■ **Exercise**: Using the data below, copy each line that includes the word "употребляется".

** Begin **

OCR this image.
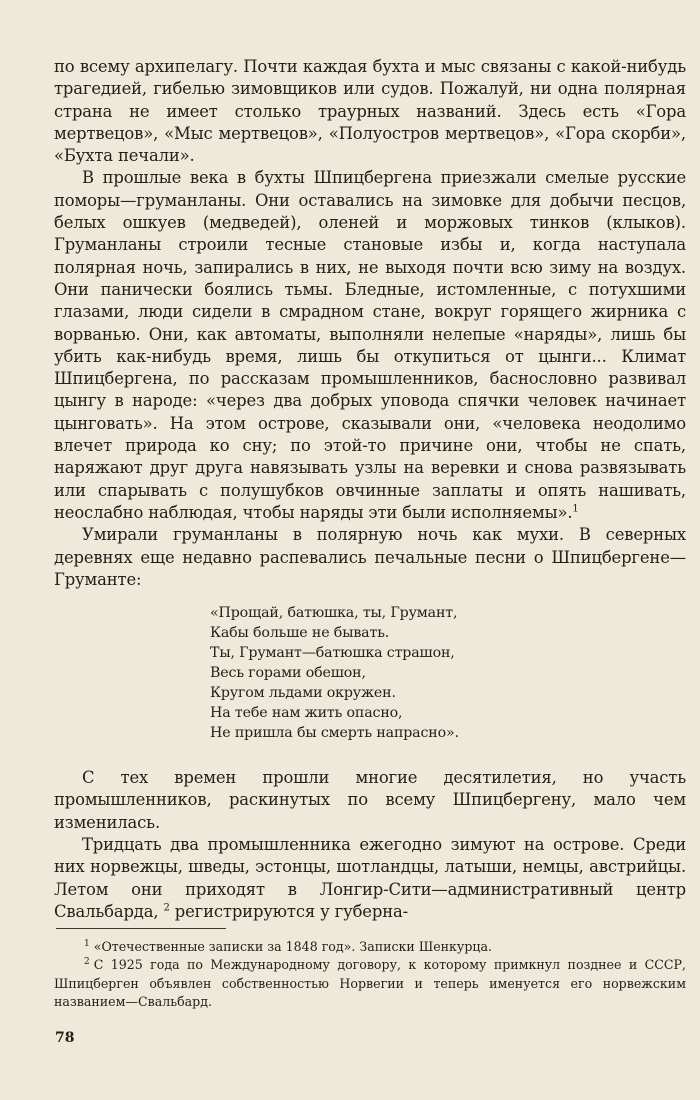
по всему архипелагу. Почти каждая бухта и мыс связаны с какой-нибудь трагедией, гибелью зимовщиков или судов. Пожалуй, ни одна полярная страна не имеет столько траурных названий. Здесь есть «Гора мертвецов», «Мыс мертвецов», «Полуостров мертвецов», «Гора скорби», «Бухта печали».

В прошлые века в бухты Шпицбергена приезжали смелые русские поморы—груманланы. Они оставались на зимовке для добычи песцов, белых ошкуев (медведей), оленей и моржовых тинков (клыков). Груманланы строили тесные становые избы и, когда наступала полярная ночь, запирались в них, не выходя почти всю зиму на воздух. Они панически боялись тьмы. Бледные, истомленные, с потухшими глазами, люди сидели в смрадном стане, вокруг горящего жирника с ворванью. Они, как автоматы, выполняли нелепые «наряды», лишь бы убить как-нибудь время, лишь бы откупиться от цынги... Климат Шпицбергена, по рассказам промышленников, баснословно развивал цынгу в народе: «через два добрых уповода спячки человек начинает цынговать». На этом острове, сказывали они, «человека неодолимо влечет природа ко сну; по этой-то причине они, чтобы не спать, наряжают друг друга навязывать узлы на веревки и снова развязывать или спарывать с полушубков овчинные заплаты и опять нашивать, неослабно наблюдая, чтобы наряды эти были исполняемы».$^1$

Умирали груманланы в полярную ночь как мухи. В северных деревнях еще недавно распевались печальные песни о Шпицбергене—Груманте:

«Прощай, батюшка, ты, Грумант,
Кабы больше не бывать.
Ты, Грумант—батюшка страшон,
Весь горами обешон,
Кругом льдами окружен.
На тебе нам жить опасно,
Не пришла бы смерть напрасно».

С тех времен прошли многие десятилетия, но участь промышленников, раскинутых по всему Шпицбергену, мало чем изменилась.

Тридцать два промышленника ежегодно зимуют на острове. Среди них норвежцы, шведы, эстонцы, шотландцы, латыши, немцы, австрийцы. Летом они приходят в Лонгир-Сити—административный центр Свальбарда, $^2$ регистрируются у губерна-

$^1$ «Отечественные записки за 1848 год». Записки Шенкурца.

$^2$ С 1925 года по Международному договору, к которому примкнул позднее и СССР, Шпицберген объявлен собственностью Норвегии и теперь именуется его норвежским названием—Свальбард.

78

** End **
** Begin **

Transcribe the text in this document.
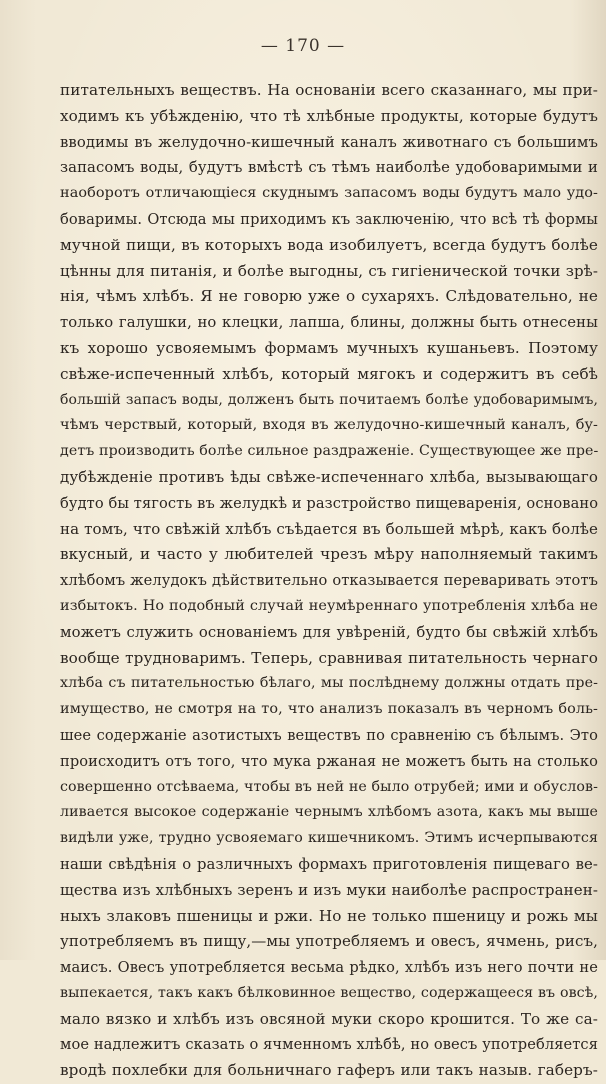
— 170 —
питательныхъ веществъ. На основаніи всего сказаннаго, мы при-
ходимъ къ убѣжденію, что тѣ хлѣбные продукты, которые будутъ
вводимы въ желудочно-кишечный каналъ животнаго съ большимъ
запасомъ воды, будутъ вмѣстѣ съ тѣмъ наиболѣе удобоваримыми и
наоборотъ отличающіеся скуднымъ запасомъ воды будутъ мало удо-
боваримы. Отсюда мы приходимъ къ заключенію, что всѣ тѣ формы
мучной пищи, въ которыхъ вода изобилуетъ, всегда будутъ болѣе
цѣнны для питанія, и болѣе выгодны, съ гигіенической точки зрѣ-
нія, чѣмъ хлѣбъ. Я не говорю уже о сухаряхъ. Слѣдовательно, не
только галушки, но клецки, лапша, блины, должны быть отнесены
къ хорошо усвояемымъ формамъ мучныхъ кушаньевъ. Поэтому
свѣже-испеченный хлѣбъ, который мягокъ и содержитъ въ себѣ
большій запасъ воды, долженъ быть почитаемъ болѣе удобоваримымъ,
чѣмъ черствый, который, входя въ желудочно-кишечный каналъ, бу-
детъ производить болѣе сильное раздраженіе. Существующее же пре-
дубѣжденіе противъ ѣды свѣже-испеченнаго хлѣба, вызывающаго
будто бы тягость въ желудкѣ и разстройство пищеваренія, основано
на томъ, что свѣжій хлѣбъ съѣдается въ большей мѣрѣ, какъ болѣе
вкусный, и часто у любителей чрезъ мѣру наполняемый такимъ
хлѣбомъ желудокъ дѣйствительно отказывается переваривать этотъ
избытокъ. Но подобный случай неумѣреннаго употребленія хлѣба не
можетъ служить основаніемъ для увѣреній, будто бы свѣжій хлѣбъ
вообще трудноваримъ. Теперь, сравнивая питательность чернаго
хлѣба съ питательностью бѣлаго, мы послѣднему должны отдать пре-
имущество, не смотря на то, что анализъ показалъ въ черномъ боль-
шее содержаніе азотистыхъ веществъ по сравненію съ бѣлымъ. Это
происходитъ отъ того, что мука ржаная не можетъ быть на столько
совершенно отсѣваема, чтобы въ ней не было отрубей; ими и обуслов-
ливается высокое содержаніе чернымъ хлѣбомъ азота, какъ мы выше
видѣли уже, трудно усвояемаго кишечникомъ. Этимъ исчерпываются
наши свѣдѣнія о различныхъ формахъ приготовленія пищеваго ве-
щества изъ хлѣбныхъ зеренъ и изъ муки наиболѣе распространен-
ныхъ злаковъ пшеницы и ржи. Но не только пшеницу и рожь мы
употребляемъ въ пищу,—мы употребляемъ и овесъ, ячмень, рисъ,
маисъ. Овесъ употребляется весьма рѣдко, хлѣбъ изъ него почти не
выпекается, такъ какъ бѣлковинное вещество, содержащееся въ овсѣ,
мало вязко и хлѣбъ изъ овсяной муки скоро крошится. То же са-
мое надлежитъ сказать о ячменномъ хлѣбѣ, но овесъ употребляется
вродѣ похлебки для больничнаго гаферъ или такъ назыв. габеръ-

** End **

■ **The answer**:
маисъ. Овесъ употребляется весьма рѣдко, хлѣбъ изъ него почти не
мое надлежитъ сказать о ячменномъ хлѣбѣ, но овесъ употребляется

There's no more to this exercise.